**Schriftliche Aufgabe 1:**
Geben Sie die folgenden Zeilen aus der Auflistung unverändert aus: Beginnen Sie bei der Zeile mit „Patent image size: (638, 429).“ und hören Sie nach der Zeile mit „The guide rail 13 is at (280, 137).“ auf.

**Textauszug:**
O'Malleys große Fußstapfen prägen die Kirche in Boston
Mit dem Rücktritt von Kardinal Sean Patrick O'Malley (80) als Erzbischof von Boston geht in den USA ein Stück Kirchengeschichte zu Ende. Papst Franziskus akzeptierte am Montag seinen Wunsch, sich nach 20 Jahren von der Leitungsaufgabe in einem der wichtigsten Erzbistümer Amerikas zurückzuziehen. O'Malley behält seine Rolle als Präsident der Kinderschutz-Kommission des Vatikans, die der Papst in Reaktion auf die Missbrauchskrise im Jahr 2014 eingerichtet hatte.
Kardinal O'Malley verkörpert in vielerlei Hinsicht das Bemühen der Kirche, die Verbrechen an Kindern und Jugendlichen aufzuarbeiten. Als er 2003 in Boston das Amt des Erzbischofs antrat, hatten die Enthüllungen des "Boston Globe" erstmals in den USA offengelegt, wie in einem bedeutenden Bistum über Jahre sexuelle Übergriffe auf Minderjährige verschwiegen, vertuscht und verharmlost worden waren.
Der Bostoner Missbrauchsskandal ging als Watergate der katholischen Kirche in die Geschichte ein. Und er katapultierte den studierten Religionspädagogen und promovierten Literaturwissenschaftler in den Blickpunkt der Weltkirche. Aus seiner früheren Tätigkeit brachte er die Expertise mit, die düstere Geschichte aufarbeiten. Der Kapuziner profilierte sich als kompromissloser Aufklärer, der mit Strenge und Demut versuchte, den Schaden wiedergutzumachen. Er verkaufte den Bischofspalast und stellte den Erlös den Missbrauchsopfern zur Verfügung.

**Schriftliche Aufgabe 2:**
Greifen Sie den Text über den Rücktritt von Kardinal O'Malley in Boston auf und setzen Sie ihn im Anschluss an seinen letzten Satz fort.

**Material:**
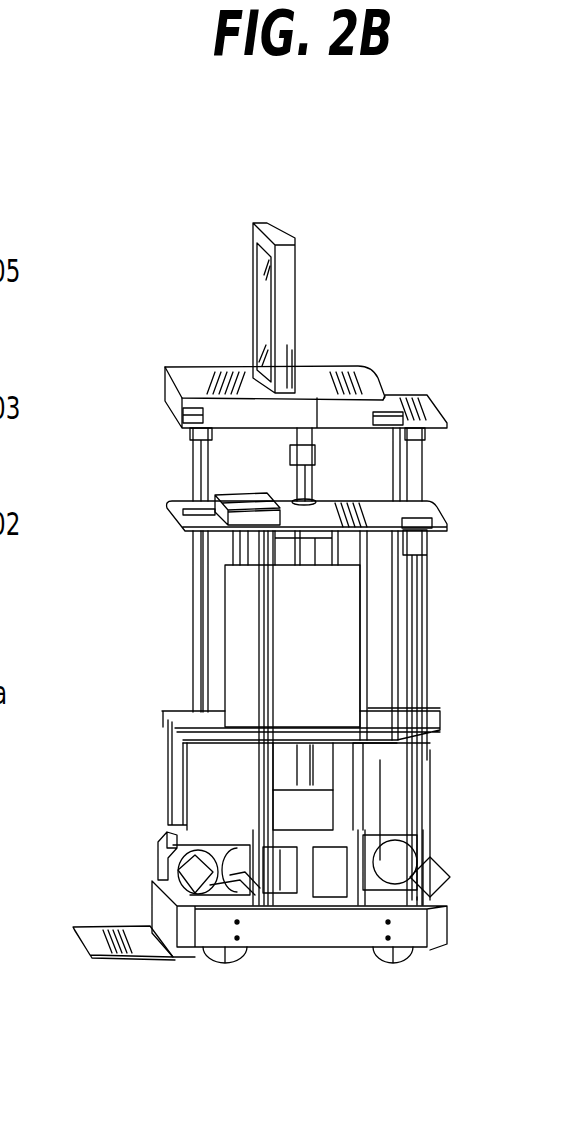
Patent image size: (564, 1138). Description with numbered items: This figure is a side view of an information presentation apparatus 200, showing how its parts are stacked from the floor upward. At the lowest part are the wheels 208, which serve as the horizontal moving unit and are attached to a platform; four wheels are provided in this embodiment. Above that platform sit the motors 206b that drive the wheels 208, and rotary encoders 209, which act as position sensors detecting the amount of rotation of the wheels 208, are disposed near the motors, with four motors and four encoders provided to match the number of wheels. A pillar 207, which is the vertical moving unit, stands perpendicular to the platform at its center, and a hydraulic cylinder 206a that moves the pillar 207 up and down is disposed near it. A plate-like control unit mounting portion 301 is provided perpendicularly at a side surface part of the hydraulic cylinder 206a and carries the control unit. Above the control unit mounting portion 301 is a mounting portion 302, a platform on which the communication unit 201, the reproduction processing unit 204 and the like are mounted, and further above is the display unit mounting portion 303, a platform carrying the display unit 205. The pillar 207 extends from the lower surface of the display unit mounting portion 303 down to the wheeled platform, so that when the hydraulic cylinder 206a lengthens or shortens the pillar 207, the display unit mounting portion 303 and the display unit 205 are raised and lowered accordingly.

==

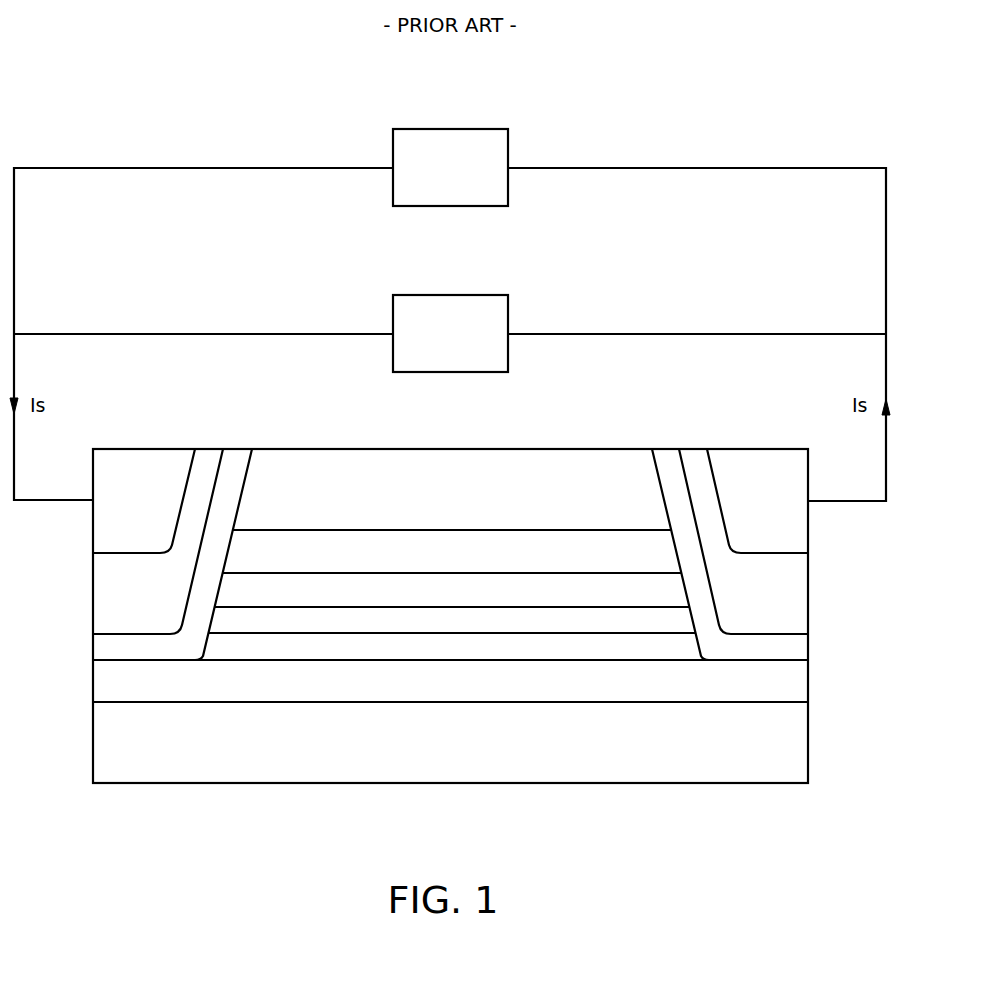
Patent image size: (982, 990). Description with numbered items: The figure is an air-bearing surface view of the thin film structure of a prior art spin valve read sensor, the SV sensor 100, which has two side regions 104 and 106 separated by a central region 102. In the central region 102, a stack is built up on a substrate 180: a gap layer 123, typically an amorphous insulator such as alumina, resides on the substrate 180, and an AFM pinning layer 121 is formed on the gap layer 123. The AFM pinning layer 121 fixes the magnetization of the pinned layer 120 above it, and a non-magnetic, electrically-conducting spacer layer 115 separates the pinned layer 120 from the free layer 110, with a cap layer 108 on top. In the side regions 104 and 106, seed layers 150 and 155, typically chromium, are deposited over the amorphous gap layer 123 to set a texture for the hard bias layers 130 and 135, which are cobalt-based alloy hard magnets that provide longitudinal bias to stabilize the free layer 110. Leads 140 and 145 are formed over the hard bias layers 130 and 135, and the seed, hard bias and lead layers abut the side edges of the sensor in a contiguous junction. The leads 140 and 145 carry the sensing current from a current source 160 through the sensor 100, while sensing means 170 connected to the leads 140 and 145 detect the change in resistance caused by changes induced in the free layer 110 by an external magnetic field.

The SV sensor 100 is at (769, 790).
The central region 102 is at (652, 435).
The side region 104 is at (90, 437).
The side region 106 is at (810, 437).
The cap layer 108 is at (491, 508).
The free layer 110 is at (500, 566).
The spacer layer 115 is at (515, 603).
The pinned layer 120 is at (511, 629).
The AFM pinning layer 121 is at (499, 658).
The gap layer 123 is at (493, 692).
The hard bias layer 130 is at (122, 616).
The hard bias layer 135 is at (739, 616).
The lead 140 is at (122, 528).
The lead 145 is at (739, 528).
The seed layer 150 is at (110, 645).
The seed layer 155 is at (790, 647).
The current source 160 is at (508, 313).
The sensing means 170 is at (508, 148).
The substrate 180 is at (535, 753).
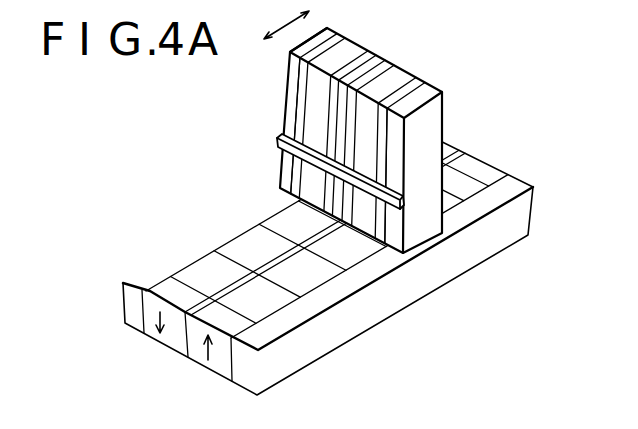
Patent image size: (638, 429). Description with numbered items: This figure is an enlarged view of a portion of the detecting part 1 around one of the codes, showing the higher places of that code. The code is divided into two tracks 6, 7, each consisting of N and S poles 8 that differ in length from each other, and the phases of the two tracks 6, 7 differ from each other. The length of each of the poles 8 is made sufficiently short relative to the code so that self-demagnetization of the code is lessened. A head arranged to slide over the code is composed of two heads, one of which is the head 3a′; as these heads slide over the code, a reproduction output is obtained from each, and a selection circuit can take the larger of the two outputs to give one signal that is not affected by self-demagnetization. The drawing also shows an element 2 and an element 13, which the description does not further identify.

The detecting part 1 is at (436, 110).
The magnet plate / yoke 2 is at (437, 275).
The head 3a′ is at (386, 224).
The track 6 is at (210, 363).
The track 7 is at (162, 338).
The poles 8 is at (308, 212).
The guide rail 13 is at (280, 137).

**Antwort 1:**
Patent image size: (638, 429). Description with numbered items: This figure is an enlarged view of a portion of the detecting part 1 around one of the codes, showing the higher places of that code. The code is divided into two tracks 6, 7, each consisting of N and S poles 8 that differ in length from each other, and the phases of the two tracks 6, 7 differ from each other. The length of each of the poles 8 is made sufficiently short relative to the code so that self-demagnetization of the code is lessened. A head arranged to slide over the code is composed of two heads, one of which is the head 3a′; as these heads slide over the code, a reproduction output is obtained from each, and a selection circuit can take the larger of the two outputs to give one signal that is not affected by self-demagnetization. The drawing also shows an element 2 and an element 13, which the description does not further identify.

The detecting part 1 is at (436, 110).
The magnet plate / yoke 2 is at (437, 275).
The head 3a′ is at (386, 224).
The track 6 is at (210, 363).
The track 7 is at (162, 338).
The poles 8 is at (308, 212).
The guide rail 13 is at (280, 137).

**Antwort 2:**
Verbündeter von Papst Franziskus
Berufen hatte O'Malley noch Papst Johannes Paul II. Heute gilt er als enger Verbündeter von Papst Franziskus. Dieser hatte ihn zum Mitglied des einflussreichen Kardinalrats ernannt, der unter anderem die römische Kurienreform ausgearbeitet hat. Beide gelten als Vertreter einer demütigen Kirche, die sich mehr um das Pastorale sorgt als um dogmatische Vorgaben.
Wenngleich das Verhältnis nicht immer spannungsfrei war. O'Malley kritisierte öffentlich die anfängliche Rückendeckung des Papstes für den umstrittenen chilenischen Bischof von Osorno, Juan Barros. Der neu installierte Kinderschutzbeauftragte des Vatikans hatte Franziskus 2015 den Brief eines Missbrauchsopfers übergeben, der detailliert über die Vertuschungsversuche von Barros geklagt hatte.
Dass diese kompromisslose Aufarbeitung dem Verhältnis nicht geschadet hat, lässt sich daran ablesen, dass O'Malley die Arbeit an der Spitze der Kommission fortsetzen wird. Ferner will er in Washington mit hispanischen Einwanderern arbeiten. Ein anderer pastoraler Schwerpunkt, den er mit dem Papst teilt.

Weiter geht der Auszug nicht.